>> Start

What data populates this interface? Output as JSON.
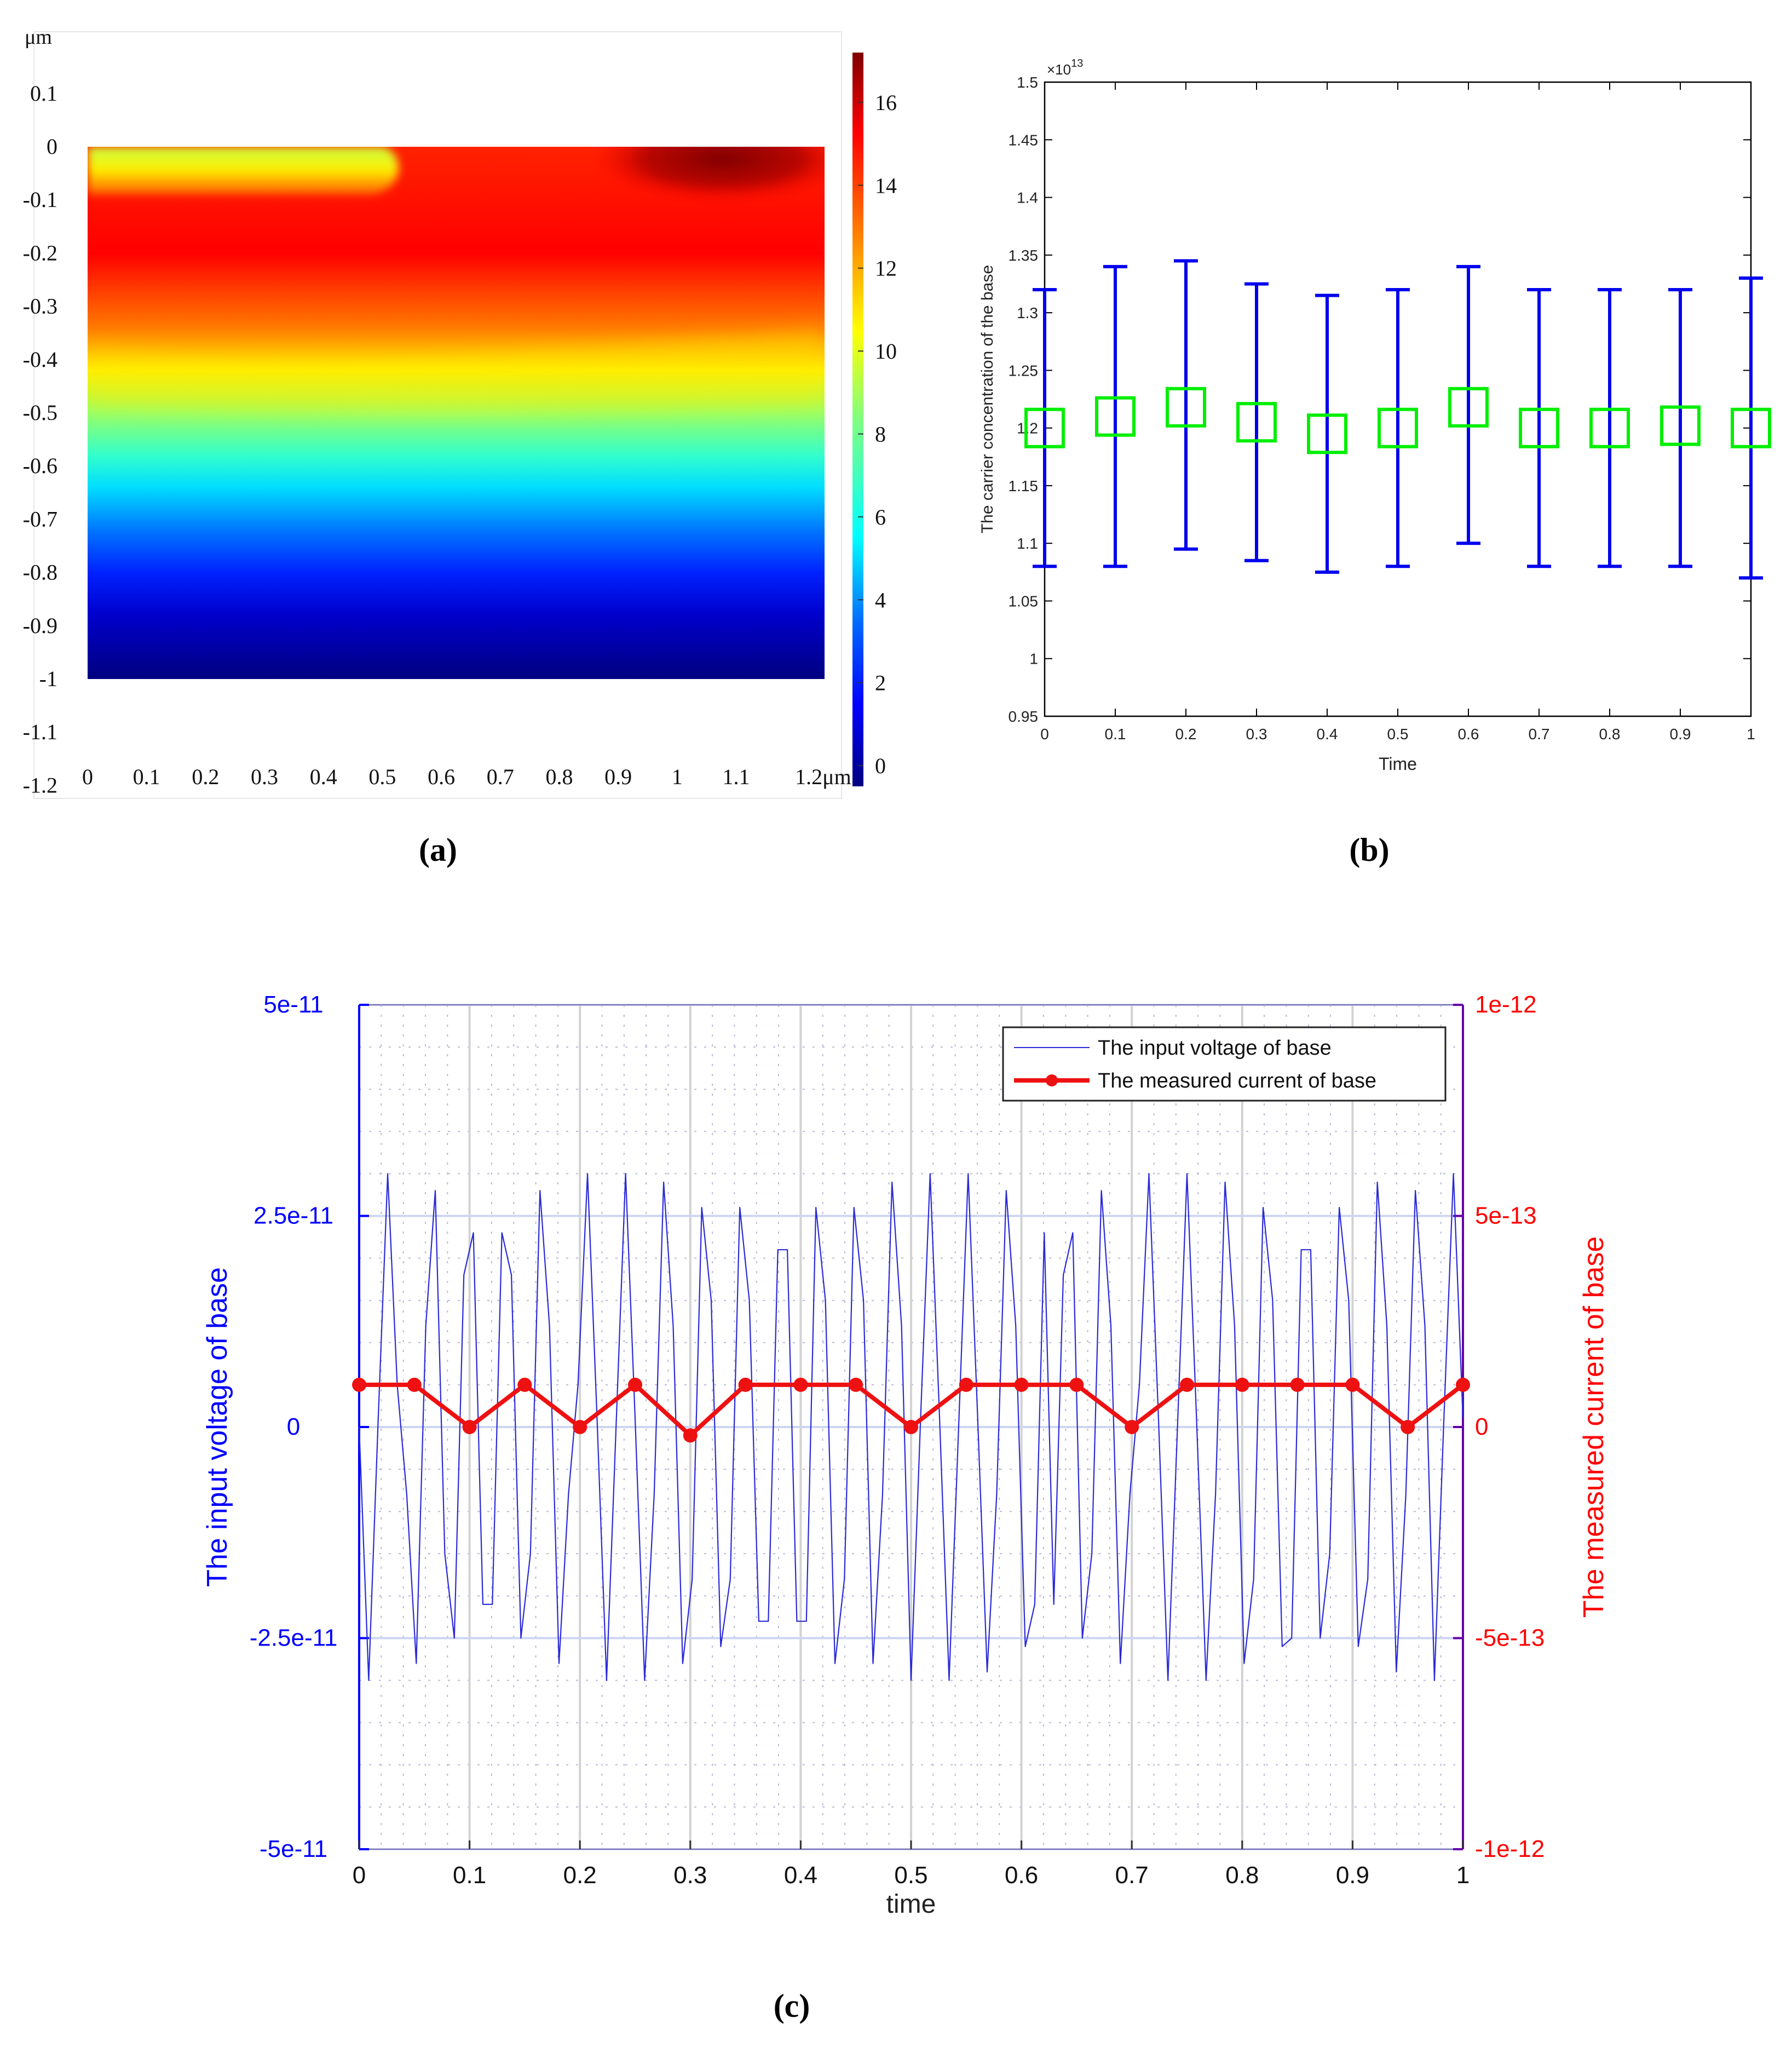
{
  "chart_data": [
    {
      "type": "heatmap",
      "panel_label": "(a)",
      "unit_label": "μm",
      "x_ticks": [
        "0",
        "0.1",
        "0.2",
        "0.3",
        "0.4",
        "0.5",
        "0.6",
        "0.7",
        "0.8",
        "0.9",
        "1",
        "1.1",
        "1.2μm"
      ],
      "y_ticks": [
        "0.1",
        "0",
        "-0.1",
        "-0.2",
        "-0.3",
        "-0.4",
        "-0.5",
        "-0.6",
        "-0.7",
        "-0.8",
        "-0.9",
        "-1",
        "-1.1",
        "-1.2"
      ],
      "y_range": [
        -1.2,
        0.17
      ],
      "x_range": [
        -0.03,
        1.27
      ],
      "data_region": {
        "x": [
          0,
          1.25
        ],
        "y": [
          -1,
          0
        ]
      },
      "colorbar_ticks": [
        "16",
        "14",
        "12",
        "10",
        "8",
        "6",
        "4",
        "2",
        "0"
      ],
      "colorbar_range": [
        -0.5,
        17.2
      ]
    },
    {
      "type": "errorbar",
      "panel_label": "(b)",
      "xlabel": "Time",
      "ylabel": "The carrier concentration of the base",
      "y_multiplier": "×10",
      "y_exponent": "13",
      "x_ticks": [
        "0",
        "0.1",
        "0.2",
        "0.3",
        "0.4",
        "0.5",
        "0.6",
        "0.7",
        "0.8",
        "0.9",
        "1"
      ],
      "y_ticks": [
        "1.5",
        "1.45",
        "1.4",
        "1.35",
        "1.3",
        "1.25",
        "1.2",
        "1.15",
        "1.1",
        "1.05",
        "1",
        "0.95"
      ],
      "ylim": [
        0.95,
        1.5
      ],
      "xlim": [
        0,
        1
      ],
      "x": [
        0,
        0.1,
        0.2,
        0.3,
        0.4,
        0.5,
        0.6,
        0.7,
        0.8,
        0.9,
        1.0
      ],
      "mean": [
        1.2,
        1.21,
        1.218,
        1.205,
        1.195,
        1.2,
        1.218,
        1.2,
        1.2,
        1.202,
        1.2
      ],
      "upper": [
        1.32,
        1.34,
        1.345,
        1.325,
        1.315,
        1.32,
        1.34,
        1.32,
        1.32,
        1.32,
        1.33
      ],
      "lower": [
        1.08,
        1.08,
        1.095,
        1.085,
        1.075,
        1.08,
        1.1,
        1.08,
        1.08,
        1.08,
        1.07
      ],
      "colors": {
        "bars": "#0000ee",
        "markers": "#00ee00"
      }
    },
    {
      "type": "line",
      "panel_label": "(c)",
      "xlabel": "time",
      "ylabel_left": "The input voltage of base",
      "ylabel_right": "The measured current of base",
      "x_ticks": [
        "0",
        "0.1",
        "0.2",
        "0.3",
        "0.4",
        "0.5",
        "0.6",
        "0.7",
        "0.8",
        "0.9",
        "1"
      ],
      "y_ticks_left": [
        "5e-11",
        "2.5e-11",
        "0",
        "-2.5e-11",
        "-5e-11"
      ],
      "y_ticks_right": [
        "1e-12",
        "5e-13",
        "0",
        "-5e-13",
        "-1e-12"
      ],
      "ylim_left": [
        -5e-11,
        5e-11
      ],
      "ylim_right": [
        -1e-12,
        1e-12
      ],
      "xlim": [
        0,
        1
      ],
      "legend": [
        "The input voltage of base",
        "The measured current of base"
      ],
      "legend_position": "top-right",
      "colors": {
        "voltage": "#2a2ad8",
        "current": "#ee1111",
        "left_axis": "#0000ff",
        "right_axis": "#ff0000"
      },
      "series": [
        {
          "name": "The input voltage of base",
          "values_e11": [
            0,
            -3.0,
            0.1,
            3.0,
            0.5,
            -0.8,
            -2.8,
            1.2,
            2.8,
            -1.5,
            -2.5,
            1.8,
            2.3,
            -2.1,
            -2.1,
            2.3,
            1.8,
            -2.5,
            -1.5,
            2.8,
            1.2,
            -2.8,
            -0.8,
            0.5,
            3.0,
            0.1,
            -3.0,
            0,
            3.0,
            0.1,
            -3.0,
            -0.8,
            2.9,
            1.2,
            -2.8,
            -1.8,
            2.6,
            1.5,
            -2.6,
            -1.8,
            2.6,
            1.5,
            -2.3,
            -2.3,
            2.1,
            2.1,
            -2.3,
            -2.3,
            2.6,
            1.5,
            -2.8,
            -1.8,
            2.6,
            1.5,
            -2.8,
            -0.8,
            2.9,
            1.2,
            -3.0,
            0.1,
            3.0,
            0.1,
            -3.0,
            0,
            3.0,
            0.1,
            -2.9,
            -0.8,
            2.8,
            1.2,
            -2.6,
            -2.1,
            2.3,
            -2.1,
            1.8,
            2.3,
            -2.5,
            -1.5,
            2.8,
            1.2,
            -2.8,
            -0.8,
            0.5,
            3.0,
            0.1,
            -3.0,
            0,
            3.0,
            0.1,
            -3.0,
            -0.8,
            2.9,
            1.2,
            -2.8,
            -1.8,
            2.6,
            1.5,
            -2.6,
            -2.5,
            2.1,
            2.1,
            -2.5,
            -1.5,
            2.6,
            1.5,
            -2.6,
            -1.8,
            2.9,
            1.2,
            -2.9,
            -0.8,
            2.8,
            1.2,
            -3.0,
            0.1,
            3.0,
            0.1
          ]
        },
        {
          "name": "The measured current of base",
          "x": [
            0,
            0.05,
            0.1,
            0.15,
            0.2,
            0.25,
            0.3,
            0.35,
            0.4,
            0.45,
            0.5,
            0.55,
            0.6,
            0.65,
            0.7,
            0.75,
            0.8,
            0.85,
            0.9,
            0.95,
            1.0
          ],
          "values_e13": [
            1.0,
            1.0,
            0.0,
            1.0,
            0.0,
            1.0,
            -0.2,
            1.0,
            1.0,
            1.0,
            0.0,
            1.0,
            1.0,
            1.0,
            0.0,
            1.0,
            1.0,
            1.0,
            1.0,
            0.0,
            1.0
          ]
        }
      ]
    }
  ]
}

>> End

◆ **EXERCISE**
The records above must be transcribed exactly. Pictures are left out of the copy.

◆ **EXERCISE OUTPUT**
What data populates this interface? Output as JSON.
{
  "chart_data": [
    {
      "type": "heatmap",
      "panel_label": "(a)",
      "unit_label": "μm",
      "x_ticks": [
        "0",
        "0.1",
        "0.2",
        "0.3",
        "0.4",
        "0.5",
        "0.6",
        "0.7",
        "0.8",
        "0.9",
        "1",
        "1.1",
        "1.2μm"
      ],
      "y_ticks": [
        "0.1",
        "0",
        "-0.1",
        "-0.2",
        "-0.3",
        "-0.4",
        "-0.5",
        "-0.6",
        "-0.7",
        "-0.8",
        "-0.9",
        "-1",
        "-1.1",
        "-1.2"
      ],
      "y_range": [
        -1.2,
        0.17
      ],
      "x_range": [
        -0.03,
        1.27
      ],
      "data_region": {
        "x": [
          0,
          1.25
        ],
        "y": [
          -1,
          0
        ]
      },
      "colorbar_ticks": [
        "16",
        "14",
        "12",
        "10",
        "8",
        "6",
        "4",
        "2",
        "0"
      ],
      "colorbar_range": [
        -0.5,
        17.2
      ]
    },
    {
      "type": "errorbar",
      "panel_label": "(b)",
      "xlabel": "Time",
      "ylabel": "The carrier concentration of the base",
      "y_multiplier": "×10",
      "y_exponent": "13",
      "x_ticks": [
        "0",
        "0.1",
        "0.2",
        "0.3",
        "0.4",
        "0.5",
        "0.6",
        "0.7",
        "0.8",
        "0.9",
        "1"
      ],
      "y_ticks": [
        "1.5",
        "1.45",
        "1.4",
        "1.35",
        "1.3",
        "1.25",
        "1.2",
        "1.15",
        "1.1",
        "1.05",
        "1",
        "0.95"
      ],
      "ylim": [
        0.95,
        1.5
      ],
      "xlim": [
        0,
        1
      ],
      "x": [
        0,
        0.1,
        0.2,
        0.3,
        0.4,
        0.5,
        0.6,
        0.7,
        0.8,
        0.9,
        1.0
      ],
      "mean": [
        1.2,
        1.21,
        1.218,
        1.205,
        1.195,
        1.2,
        1.218,
        1.2,
        1.2,
        1.202,
        1.2
      ],
      "upper": [
        1.32,
        1.34,
        1.345,
        1.325,
        1.315,
        1.32,
        1.34,
        1.32,
        1.32,
        1.32,
        1.33
      ],
      "lower": [
        1.08,
        1.08,
        1.095,
        1.085,
        1.075,
        1.08,
        1.1,
        1.08,
        1.08,
        1.08,
        1.07
      ],
      "colors": {
        "bars": "#0000ee",
        "markers": "#00ee00"
      }
    },
    {
      "type": "line",
      "panel_label": "(c)",
      "xlabel": "time",
      "ylabel_left": "The input voltage of base",
      "ylabel_right": "The measured current of base",
      "x_ticks": [
        "0",
        "0.1",
        "0.2",
        "0.3",
        "0.4",
        "0.5",
        "0.6",
        "0.7",
        "0.8",
        "0.9",
        "1"
      ],
      "y_ticks_left": [
        "5e-11",
        "2.5e-11",
        "0",
        "-2.5e-11",
        "-5e-11"
      ],
      "y_ticks_right": [
        "1e-12",
        "5e-13",
        "0",
        "-5e-13",
        "-1e-12"
      ],
      "ylim_left": [
        -5e-11,
        5e-11
      ],
      "ylim_right": [
        -1e-12,
        1e-12
      ],
      "xlim": [
        0,
        1
      ],
      "legend": [
        "The input voltage of base",
        "The measured current of base"
      ],
      "legend_position": "top-right",
      "colors": {
        "voltage": "#2a2ad8",
        "current": "#ee1111",
        "left_axis": "#0000ff",
        "right_axis": "#ff0000"
      },
      "series": [
        {
          "name": "The input voltage of base",
          "values_e11": [
            0,
            -3.0,
            0.1,
            3.0,
            0.5,
            -0.8,
            -2.8,
            1.2,
            2.8,
            -1.5,
            -2.5,
            1.8,
            2.3,
            -2.1,
            -2.1,
            2.3,
            1.8,
            -2.5,
            -1.5,
            2.8,
            1.2,
            -2.8,
            -0.8,
            0.5,
            3.0,
            0.1,
            -3.0,
            0,
            3.0,
            0.1,
            -3.0,
            -0.8,
            2.9,
            1.2,
            -2.8,
            -1.8,
            2.6,
            1.5,
            -2.6,
            -1.8,
            2.6,
            1.5,
            -2.3,
            -2.3,
            2.1,
            2.1,
            -2.3,
            -2.3,
            2.6,
            1.5,
            -2.8,
            -1.8,
            2.6,
            1.5,
            -2.8,
            -0.8,
            2.9,
            1.2,
            -3.0,
            0.1,
            3.0,
            0.1,
            -3.0,
            0,
            3.0,
            0.1,
            -2.9,
            -0.8,
            2.8,
            1.2,
            -2.6,
            -2.1,
            2.3,
            -2.1,
            1.8,
            2.3,
            -2.5,
            -1.5,
            2.8,
            1.2,
            -2.8,
            -0.8,
            0.5,
            3.0,
            0.1,
            -3.0,
            0,
            3.0,
            0.1,
            -3.0,
            -0.8,
            2.9,
            1.2,
            -2.8,
            -1.8,
            2.6,
            1.5,
            -2.6,
            -2.5,
            2.1,
            2.1,
            -2.5,
            -1.5,
            2.6,
            1.5,
            -2.6,
            -1.8,
            2.9,
            1.2,
            -2.9,
            -0.8,
            2.8,
            1.2,
            -3.0,
            0.1,
            3.0,
            0.1
          ]
        },
        {
          "name": "The measured current of base",
          "x": [
            0,
            0.05,
            0.1,
            0.15,
            0.2,
            0.25,
            0.3,
            0.35,
            0.4,
            0.45,
            0.5,
            0.55,
            0.6,
            0.65,
            0.7,
            0.75,
            0.8,
            0.85,
            0.9,
            0.95,
            1.0
          ],
          "values_e13": [
            1.0,
            1.0,
            0.0,
            1.0,
            0.0,
            1.0,
            -0.2,
            1.0,
            1.0,
            1.0,
            0.0,
            1.0,
            1.0,
            1.0,
            0.0,
            1.0,
            1.0,
            1.0,
            1.0,
            0.0,
            1.0
          ]
        }
      ]
    }
  ]
}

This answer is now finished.